| Written exercise |
Print exactly, and only, the lines running from the line containing "Extract all readable text from this page." through the end of the records below.

| Data section |
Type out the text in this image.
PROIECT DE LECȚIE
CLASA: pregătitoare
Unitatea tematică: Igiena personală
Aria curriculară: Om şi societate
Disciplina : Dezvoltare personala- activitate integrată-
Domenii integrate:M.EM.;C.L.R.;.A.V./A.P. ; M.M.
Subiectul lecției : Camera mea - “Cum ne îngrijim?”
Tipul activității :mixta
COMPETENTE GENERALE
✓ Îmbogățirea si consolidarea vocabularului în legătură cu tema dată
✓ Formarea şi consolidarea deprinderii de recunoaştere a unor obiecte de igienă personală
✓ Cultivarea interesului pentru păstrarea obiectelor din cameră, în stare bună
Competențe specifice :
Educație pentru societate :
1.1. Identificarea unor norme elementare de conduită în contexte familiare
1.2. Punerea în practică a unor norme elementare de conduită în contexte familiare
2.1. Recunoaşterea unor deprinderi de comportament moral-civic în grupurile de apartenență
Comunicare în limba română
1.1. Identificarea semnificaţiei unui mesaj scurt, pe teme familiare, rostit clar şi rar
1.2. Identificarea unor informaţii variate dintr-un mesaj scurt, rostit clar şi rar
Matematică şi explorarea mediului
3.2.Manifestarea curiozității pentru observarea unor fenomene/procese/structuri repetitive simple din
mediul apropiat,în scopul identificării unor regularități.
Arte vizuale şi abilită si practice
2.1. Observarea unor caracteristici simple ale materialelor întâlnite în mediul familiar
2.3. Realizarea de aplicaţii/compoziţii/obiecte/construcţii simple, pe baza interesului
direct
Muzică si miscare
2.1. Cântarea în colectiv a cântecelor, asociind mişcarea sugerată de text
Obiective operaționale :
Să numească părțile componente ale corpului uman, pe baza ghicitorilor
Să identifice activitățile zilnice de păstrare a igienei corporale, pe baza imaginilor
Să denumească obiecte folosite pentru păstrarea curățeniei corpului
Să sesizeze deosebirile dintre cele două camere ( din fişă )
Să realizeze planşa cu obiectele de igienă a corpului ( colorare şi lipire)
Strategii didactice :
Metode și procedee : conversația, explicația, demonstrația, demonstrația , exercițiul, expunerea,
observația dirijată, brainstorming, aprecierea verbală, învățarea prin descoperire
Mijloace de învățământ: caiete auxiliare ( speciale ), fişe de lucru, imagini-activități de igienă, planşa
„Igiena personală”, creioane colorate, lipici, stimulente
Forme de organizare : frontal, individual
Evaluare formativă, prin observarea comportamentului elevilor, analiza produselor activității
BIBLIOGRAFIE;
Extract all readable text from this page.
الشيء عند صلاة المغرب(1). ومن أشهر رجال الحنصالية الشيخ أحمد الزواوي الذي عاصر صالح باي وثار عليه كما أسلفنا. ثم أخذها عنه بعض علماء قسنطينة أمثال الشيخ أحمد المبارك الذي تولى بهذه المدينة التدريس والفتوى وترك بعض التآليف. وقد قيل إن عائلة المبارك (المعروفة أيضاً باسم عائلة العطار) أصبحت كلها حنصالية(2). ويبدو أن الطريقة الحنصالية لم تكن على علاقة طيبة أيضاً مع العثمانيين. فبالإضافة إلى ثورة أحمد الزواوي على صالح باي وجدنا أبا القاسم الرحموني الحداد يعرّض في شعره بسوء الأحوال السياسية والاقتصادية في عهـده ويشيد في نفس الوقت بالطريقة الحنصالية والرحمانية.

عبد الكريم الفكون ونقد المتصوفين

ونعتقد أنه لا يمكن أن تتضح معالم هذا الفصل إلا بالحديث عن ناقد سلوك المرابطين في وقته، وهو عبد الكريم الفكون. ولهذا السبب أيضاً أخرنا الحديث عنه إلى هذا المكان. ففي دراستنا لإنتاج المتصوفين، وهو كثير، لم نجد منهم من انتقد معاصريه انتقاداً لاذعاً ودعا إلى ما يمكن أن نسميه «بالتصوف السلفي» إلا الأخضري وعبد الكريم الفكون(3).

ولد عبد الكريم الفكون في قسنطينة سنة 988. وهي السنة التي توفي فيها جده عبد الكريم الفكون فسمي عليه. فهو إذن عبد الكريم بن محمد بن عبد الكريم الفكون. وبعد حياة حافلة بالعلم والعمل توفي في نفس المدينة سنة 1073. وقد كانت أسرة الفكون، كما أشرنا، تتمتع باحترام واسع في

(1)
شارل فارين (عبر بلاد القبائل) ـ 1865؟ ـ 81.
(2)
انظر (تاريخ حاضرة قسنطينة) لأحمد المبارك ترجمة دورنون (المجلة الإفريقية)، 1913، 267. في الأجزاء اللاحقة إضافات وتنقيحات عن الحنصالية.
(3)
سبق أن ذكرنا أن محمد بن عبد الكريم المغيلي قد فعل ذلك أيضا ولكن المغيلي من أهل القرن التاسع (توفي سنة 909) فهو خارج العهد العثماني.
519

| Solution |
Extract all readable text from this page.
الشيء عند صلاة المغرب(1). ومن أشهر رجال الحنصالية الشيخ أحمد الزواوي الذي عاصر صالح باي وثار عليه كما أسلفنا. ثم أخذها عنه بعض علماء قسنطينة أمثال الشيخ أحمد المبارك الذي تولى بهذه المدينة التدريس والفتوى وترك بعض التآليف. وقد قيل إن عائلة المبارك (المعروفة أيضاً باسم عائلة العطار) أصبحت كلها حنصالية(2). ويبدو أن الطريقة الحنصالية لم تكن على علاقة طيبة أيضاً مع العثمانيين. فبالإضافة إلى ثورة أحمد الزواوي على صالح باي وجدنا أبا القاسم الرحموني الحداد يعرّض في شعره بسوء الأحوال السياسية والاقتصادية في عهـده ويشيد في نفس الوقت بالطريقة الحنصالية والرحمانية.

عبد الكريم الفكون ونقد المتصوفين

ونعتقد أنه لا يمكن أن تتضح معالم هذا الفصل إلا بالحديث عن ناقد سلوك المرابطين في وقته، وهو عبد الكريم الفكون. ولهذا السبب أيضاً أخرنا الحديث عنه إلى هذا المكان. ففي دراستنا لإنتاج المتصوفين، وهو كثير، لم نجد منهم من انتقد معاصريه انتقاداً لاذعاً ودعا إلى ما يمكن أن نسميه «بالتصوف السلفي» إلا الأخضري وعبد الكريم الفكون(3).

ولد عبد الكريم الفكون في قسنطينة سنة 988. وهي السنة التي توفي فيها جده عبد الكريم الفكون فسمي عليه. فهو إذن عبد الكريم بن محمد بن عبد الكريم الفكون. وبعد حياة حافلة بالعلم والعمل توفي في نفس المدينة سنة 1073. وقد كانت أسرة الفكون، كما أشرنا، تتمتع باحترام واسع في

(1)
شارل فارين (عبر بلاد القبائل) ـ 1865؟ ـ 81.
(2)
انظر (تاريخ حاضرة قسنطينة) لأحمد المبارك ترجمة دورنون (المجلة الإفريقية)، 1913، 267. في الأجزاء اللاحقة إضافات وتنقيحات عن الحنصالية.
(3)
سبق أن ذكرنا أن محمد بن عبد الكريم المغيلي قد فعل ذلك أيضا ولكن المغيلي من أهل القرن التاسع (توفي سنة 909) فهو خارج العهد العثماني.
519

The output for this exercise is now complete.